Source data
************

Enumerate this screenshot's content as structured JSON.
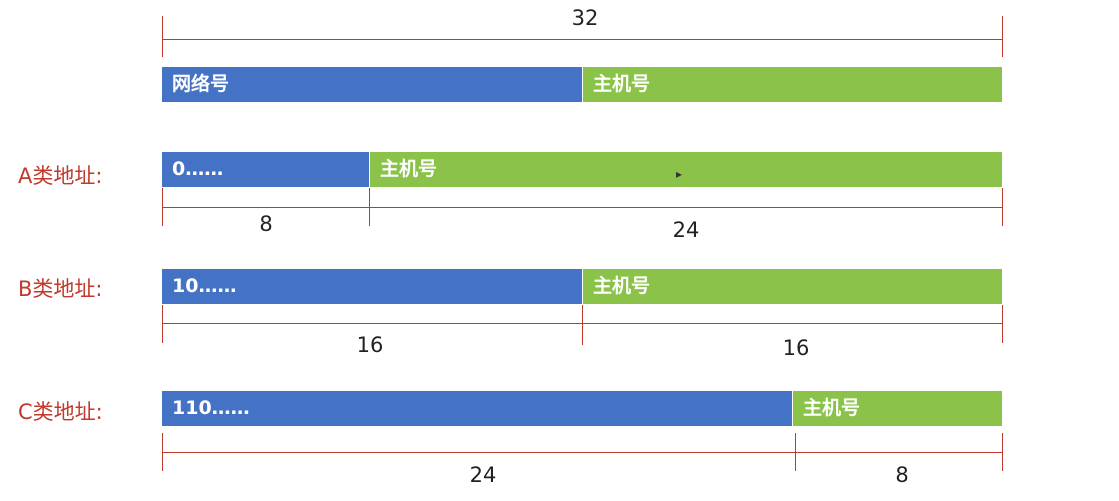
{
  "total_bits": "32",
  "general": {
    "net": "网络号",
    "host": "主机号"
  },
  "rows": [
    {
      "label": "A类地址:",
      "net": "0……",
      "host": "主机号",
      "net_bits": "8",
      "host_bits": "24"
    },
    {
      "label": "B类地址:",
      "net": "10……",
      "host": "主机号",
      "net_bits": "16",
      "host_bits": "16"
    },
    {
      "label": "C类地址:",
      "net": "110……",
      "host": "主机号",
      "net_bits": "24",
      "host_bits": "8"
    }
  ],
  "colors": {
    "net": "#4472c4",
    "host": "#8bc34a",
    "dimension": "#c0392b",
    "label": "#c0392b"
  }
}
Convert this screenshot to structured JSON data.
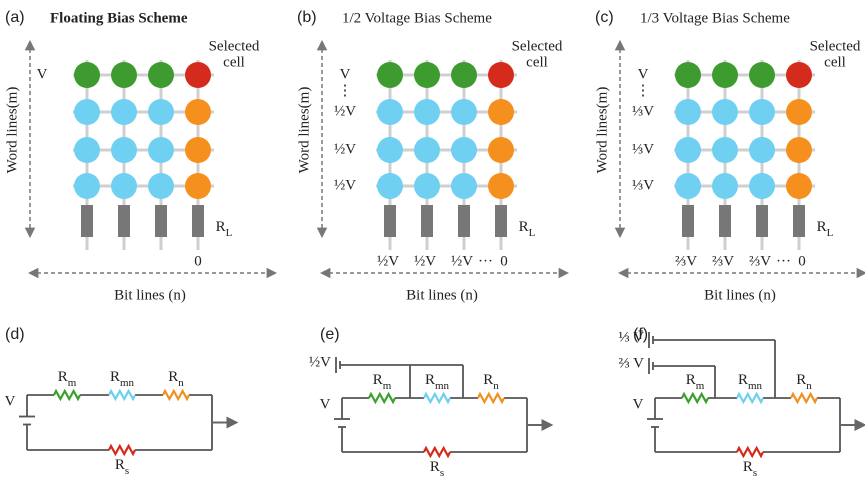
{
  "top_panels": [
    {
      "label": "(a)",
      "title": "Floating Bias Scheme",
      "selected_cell": [
        "Selected",
        "cell"
      ],
      "row_labels": [
        "V"
      ],
      "column_labels": [
        "0"
      ],
      "load_resistor": {
        "symbol": "R",
        "subscript": "L"
      },
      "word_lines": "Word lines(m)",
      "bit_lines": "Bit lines (n)"
    },
    {
      "label": "(b)",
      "title": "1/2 Voltage Bias Scheme",
      "selected_cell": [
        "Selected",
        "cell"
      ],
      "row_labels": [
        "V",
        "⋮",
        "½V",
        "½V",
        "½V"
      ],
      "column_labels": [
        "½V",
        "½V",
        "½V",
        "···",
        "0"
      ],
      "load_resistor": {
        "symbol": "R",
        "subscript": "L"
      },
      "word_lines": "Word lines(m)",
      "bit_lines": "Bit lines (n)"
    },
    {
      "label": "(c)",
      "title": "1/3 Voltage Bias Scheme",
      "selected_cell": [
        "Selected",
        "cell"
      ],
      "row_labels": [
        "V",
        "⋮",
        "⅓V",
        "⅓V",
        "⅓V"
      ],
      "column_labels": [
        "⅔V",
        "⅔V",
        "⅔V",
        "···",
        "0"
      ],
      "load_resistor": {
        "symbol": "R",
        "subscript": "L"
      },
      "word_lines": "Word lines(m)",
      "bit_lines": "Bit lines (n)"
    }
  ],
  "bottom_panels": [
    {
      "label": "(d)",
      "sources": [
        "V"
      ],
      "resistors": [
        {
          "symbol": "R",
          "subscript": "m"
        },
        {
          "symbol": "R",
          "subscript": "mn"
        },
        {
          "symbol": "R",
          "subscript": "n"
        },
        {
          "symbol": "R",
          "subscript": "s"
        }
      ]
    },
    {
      "label": "(e)",
      "sources": [
        "½V",
        "V"
      ],
      "resistors": [
        {
          "symbol": "R",
          "subscript": "m"
        },
        {
          "symbol": "R",
          "subscript": "mn"
        },
        {
          "symbol": "R",
          "subscript": "n"
        },
        {
          "symbol": "R",
          "subscript": "s"
        }
      ]
    },
    {
      "label": "(f)",
      "sources": [
        "⅓ V",
        "⅔ V",
        "V"
      ],
      "resistors": [
        {
          "symbol": "R",
          "subscript": "m"
        },
        {
          "symbol": "R",
          "subscript": "mn"
        },
        {
          "symbol": "R",
          "subscript": "n"
        },
        {
          "symbol": "R",
          "subscript": "s"
        }
      ]
    }
  ]
}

************

What you should do
Identify all lines where the word "JSON" shows up. Copy them.

Written solution
Enumerate this screenshot's content as structured JSON.
Convert this screenshot to structured JSON data.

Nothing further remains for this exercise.